>>

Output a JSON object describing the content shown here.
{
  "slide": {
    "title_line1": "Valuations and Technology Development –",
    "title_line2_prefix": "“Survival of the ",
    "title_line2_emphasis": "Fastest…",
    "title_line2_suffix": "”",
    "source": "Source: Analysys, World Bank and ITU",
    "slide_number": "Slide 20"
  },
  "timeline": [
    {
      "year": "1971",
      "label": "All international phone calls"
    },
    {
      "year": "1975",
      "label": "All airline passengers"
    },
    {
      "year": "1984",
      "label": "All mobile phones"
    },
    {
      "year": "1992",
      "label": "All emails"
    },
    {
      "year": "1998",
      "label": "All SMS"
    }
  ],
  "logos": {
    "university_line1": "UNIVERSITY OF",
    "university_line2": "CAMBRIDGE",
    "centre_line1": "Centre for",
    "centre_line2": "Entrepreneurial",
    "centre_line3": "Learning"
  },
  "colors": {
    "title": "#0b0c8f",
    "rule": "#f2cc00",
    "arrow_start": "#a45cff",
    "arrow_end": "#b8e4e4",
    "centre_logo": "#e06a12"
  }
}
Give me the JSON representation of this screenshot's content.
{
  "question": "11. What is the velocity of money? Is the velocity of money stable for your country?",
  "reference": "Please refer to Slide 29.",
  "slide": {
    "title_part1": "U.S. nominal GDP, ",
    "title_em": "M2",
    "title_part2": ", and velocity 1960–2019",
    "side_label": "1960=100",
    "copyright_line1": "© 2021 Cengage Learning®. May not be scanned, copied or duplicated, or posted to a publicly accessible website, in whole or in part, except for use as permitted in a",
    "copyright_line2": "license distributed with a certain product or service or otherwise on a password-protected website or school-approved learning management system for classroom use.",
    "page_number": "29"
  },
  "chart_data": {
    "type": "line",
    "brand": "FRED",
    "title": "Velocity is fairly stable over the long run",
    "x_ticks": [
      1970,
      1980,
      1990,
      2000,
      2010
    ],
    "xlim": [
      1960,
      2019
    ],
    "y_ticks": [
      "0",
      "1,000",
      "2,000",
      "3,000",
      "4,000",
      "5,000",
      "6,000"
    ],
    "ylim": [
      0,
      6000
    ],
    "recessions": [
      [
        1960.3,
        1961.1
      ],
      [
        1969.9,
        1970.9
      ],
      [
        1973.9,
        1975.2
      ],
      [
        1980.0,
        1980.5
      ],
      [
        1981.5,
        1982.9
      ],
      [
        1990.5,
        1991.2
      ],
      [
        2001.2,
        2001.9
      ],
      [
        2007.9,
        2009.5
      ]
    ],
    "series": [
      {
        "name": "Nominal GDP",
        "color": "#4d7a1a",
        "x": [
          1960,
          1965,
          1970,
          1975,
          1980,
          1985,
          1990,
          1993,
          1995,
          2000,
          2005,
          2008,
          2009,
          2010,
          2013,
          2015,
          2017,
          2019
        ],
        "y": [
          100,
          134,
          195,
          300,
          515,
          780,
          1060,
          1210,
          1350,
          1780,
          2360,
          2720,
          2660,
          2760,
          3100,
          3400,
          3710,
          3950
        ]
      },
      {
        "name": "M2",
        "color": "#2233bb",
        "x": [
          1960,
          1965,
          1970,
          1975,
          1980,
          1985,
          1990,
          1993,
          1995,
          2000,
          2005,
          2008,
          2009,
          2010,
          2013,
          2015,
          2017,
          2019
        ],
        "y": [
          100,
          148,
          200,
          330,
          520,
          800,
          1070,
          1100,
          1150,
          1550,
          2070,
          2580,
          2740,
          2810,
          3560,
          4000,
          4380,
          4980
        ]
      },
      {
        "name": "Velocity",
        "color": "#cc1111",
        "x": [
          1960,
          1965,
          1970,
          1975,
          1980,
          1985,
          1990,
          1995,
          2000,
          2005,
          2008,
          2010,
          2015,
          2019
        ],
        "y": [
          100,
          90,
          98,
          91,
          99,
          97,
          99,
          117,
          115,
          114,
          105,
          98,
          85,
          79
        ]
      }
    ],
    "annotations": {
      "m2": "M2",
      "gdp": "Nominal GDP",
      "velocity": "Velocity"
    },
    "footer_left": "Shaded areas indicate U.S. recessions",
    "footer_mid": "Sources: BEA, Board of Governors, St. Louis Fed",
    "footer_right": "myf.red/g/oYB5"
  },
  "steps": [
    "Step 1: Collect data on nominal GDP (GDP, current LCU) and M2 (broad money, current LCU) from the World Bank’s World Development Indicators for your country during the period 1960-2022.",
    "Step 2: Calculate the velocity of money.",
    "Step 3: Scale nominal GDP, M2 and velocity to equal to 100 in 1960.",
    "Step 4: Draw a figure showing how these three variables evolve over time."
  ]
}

<<

Find every line that holds "your" and copy it.

**Worked answer:**
  "question": "11. What is the velocity of money? Is the velocity of money stable for your country?",
    "Step 1: Collect data on nominal GDP (GDP, current LCU) and M2 (broad money, current LCU) from the World Bank’s World Development Indicators for your country during the period 1960-2022.",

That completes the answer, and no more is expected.